● Directions for this task
Copy out all the lines in the records that include the word "JSON".

● Stored records
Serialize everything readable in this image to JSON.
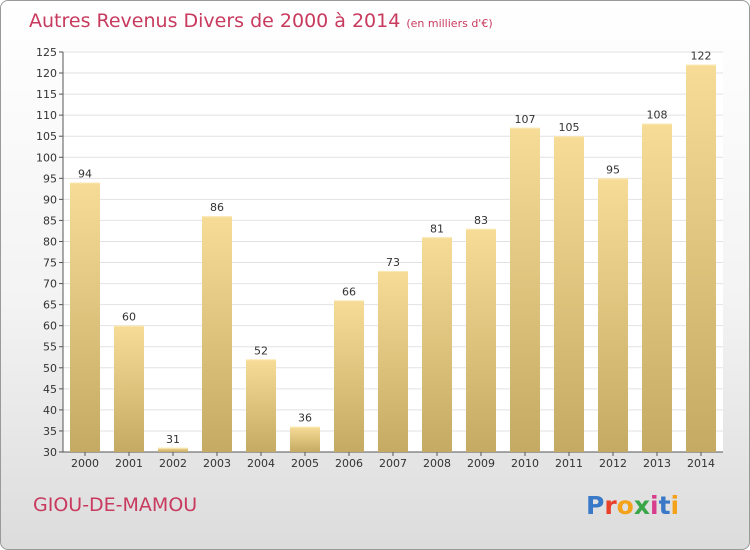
{
  "header": {
    "title": "Autres Revenus Divers de 2000 à 2014",
    "unit": "(en milliers d'€)"
  },
  "footer": {
    "commune": "GIOU-DE-MAMOU",
    "logo": "Proxiti"
  },
  "colors": {
    "title": "#c83a5e",
    "bar_light": "#f6dc97",
    "bar_dark": "#c4aa62",
    "grid": "#e2e2e2"
  },
  "chart_data": {
    "type": "bar",
    "title": "Autres Revenus Divers de 2000 à 2014",
    "subtitle": "(en milliers d'€)",
    "xlabel": "",
    "ylabel": "",
    "categories": [
      "2000",
      "2001",
      "2002",
      "2003",
      "2004",
      "2005",
      "2006",
      "2007",
      "2008",
      "2009",
      "2010",
      "2011",
      "2012",
      "2013",
      "2014"
    ],
    "values": [
      94,
      60,
      31,
      86,
      52,
      36,
      66,
      73,
      81,
      83,
      107,
      105,
      95,
      108,
      122
    ],
    "ylim": [
      30,
      125
    ],
    "yticks": [
      30,
      35,
      40,
      45,
      50,
      55,
      60,
      65,
      70,
      75,
      80,
      85,
      90,
      95,
      100,
      105,
      110,
      115,
      120,
      125
    ],
    "grid": true,
    "legend": "none"
  }
}
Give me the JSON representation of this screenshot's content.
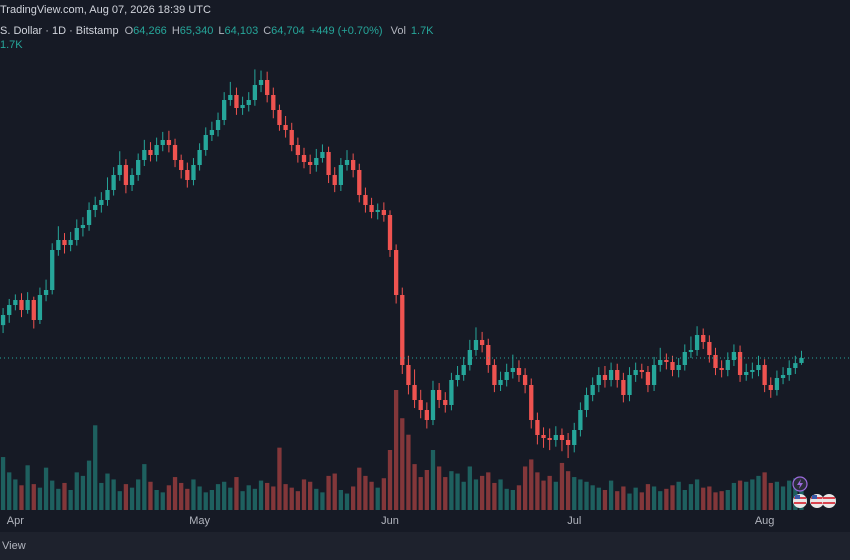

● The reply
Serialize everything readable in this image to JSON.
Give me the JSON representation of this screenshot's content.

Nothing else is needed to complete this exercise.